## Task to complete
In the lines below, find how many contain the word "verge" and report that figure alone.

Saved entries
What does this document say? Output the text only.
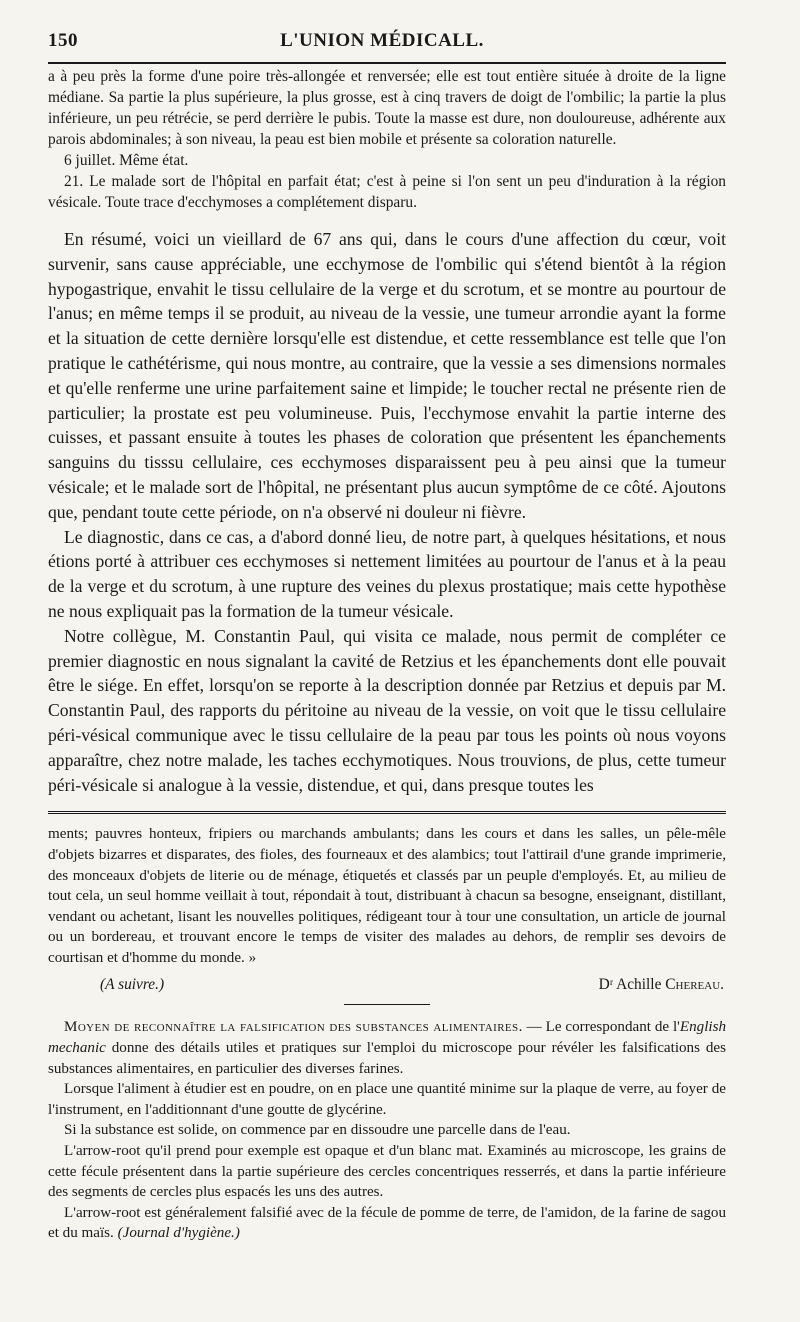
150	L'UNION MÉDICALL.

a à peu près la forme d'une poire très-allongée et renversée; elle est tout entière située à droite de la ligne médiane. Sa partie la plus supérieure, la plus grosse, est à cinq travers de doigt de l'ombilic; la partie la plus inférieure, un peu rétrécie, se perd derrière le pubis. Toute la masse est dure, non douloureuse, adhérente aux parois abdominales; à son niveau, la peau est bien mobile et présente sa coloration naturelle.

6 juillet. Même état.

21. Le malade sort de l'hôpital en parfait état; c'est à peine si l'on sent un peu d'induration à la région vésicale. Toute trace d'ecchymoses a complétement disparu.

En résumé, voici un vieillard de 67 ans qui, dans le cours d'une affection du cœur, voit survenir, sans cause appréciable, une ecchymose de l'ombilic qui s'étend bientôt à la région hypogastrique, envahit le tissu cellulaire de la verge et du scrotum, et se montre au pourtour de l'anus; en même temps il se produit, au niveau de la vessie, une tumeur arrondie ayant la forme et la situation de cette dernière lorsqu'elle est distendue, et cette ressemblance est telle que l'on pratique le cathétérisme, qui nous montre, au contraire, que la vessie a ses dimensions normales et qu'elle renferme une urine parfaitement saine et limpide; le toucher rectal ne présente rien de particulier; la prostate est peu volumineuse. Puis, l'ecchymose envahit la partie interne des cuisses, et passant ensuite à toutes les phases de coloration que présentent les épanchements sanguins du tisssu cellulaire, ces ecchymoses disparaissent peu à peu ainsi que la tumeur vésicale; et le malade sort de l'hôpital, ne présentant plus aucun symptôme de ce côté. Ajoutons que, pendant toute cette période, on n'a observé ni douleur ni fièvre.

Le diagnostic, dans ce cas, a d'abord donné lieu, de notre part, à quelques hésitations, et nous étions porté à attribuer ces ecchymoses si nettement limitées au pourtour de l'anus et à la peau de la verge et du scrotum, à une rupture des veines du plexus prostatique; mais cette hypothèse ne nous expliquait pas la formation de la tumeur vésicale.

Notre collègue, M. Constantin Paul, qui visita ce malade, nous permit de compléter ce premier diagnostic en nous signalant la cavité de Retzius et les épanchements dont elle pouvait être le siége. En effet, lorsqu'on se reporte à la description donnée par Retzius et depuis par M. Constantin Paul, des rapports du péritoine au niveau de la vessie, on voit que le tissu cellulaire péri-vésical communique avec le tissu cellulaire de la peau par tous les points où nous voyons apparaître, chez notre malade, les taches ecchymotiques. Nous trouvions, de plus, cette tumeur péri-vésicale si analogue à la vessie, distendue, et qui, dans presque toutes les

ments; pauvres honteux, fripiers ou marchands ambulants; dans les cours et dans les salles, un pêle-mêle d'objets bizarres et disparates, des fioles, des fourneaux et des alambics; tout l'attirail d'une grande imprimerie, des monceaux d'objets de literie ou de ménage, étiquetés et classés par un peuple d'employés. Et, au milieu de tout cela, un seul homme veillait à tout, répondait à tout, distribuant à chacun sa besogne, enseignant, distillant, vendant ou achetant, lisant les nouvelles politiques, rédigeant tour à tour une consultation, un article de journal ou un bordereau, et trouvant encore le temps de visiter des malades au dehors, de remplir ses devoirs de courtisan et d'homme du monde. »

(A suivre.)	Dʳ Achille Chereau.

Moyen de reconnaître la falsification des substances alimentaires. — Le correspondant de l'English mechanic donne des détails utiles et pratiques sur l'emploi du microscope pour révéler les falsifications des substances alimentaires, en particulier des diverses farines.

Lorsque l'aliment à étudier est en poudre, on en place une quantité minime sur la plaque de verre, au foyer de l'instrument, en l'additionnant d'une goutte de glycérine.

Si la substance est solide, on commence par en dissoudre une parcelle dans de l'eau.

L'arrow-root qu'il prend pour exemple est opaque et d'un blanc mat. Examinés au microscope, les grains de cette fécule présentent dans la partie supérieure des cercles concentriques resserrés, et dans la partie inférieure des segments de cercles plus espacés les uns des autres.

L'arrow-root est généralement falsifié avec de la fécule de pomme de terre, de l'amidon, de la farine de sagou et du maïs. (Journal d'hygiène.)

## Final result
2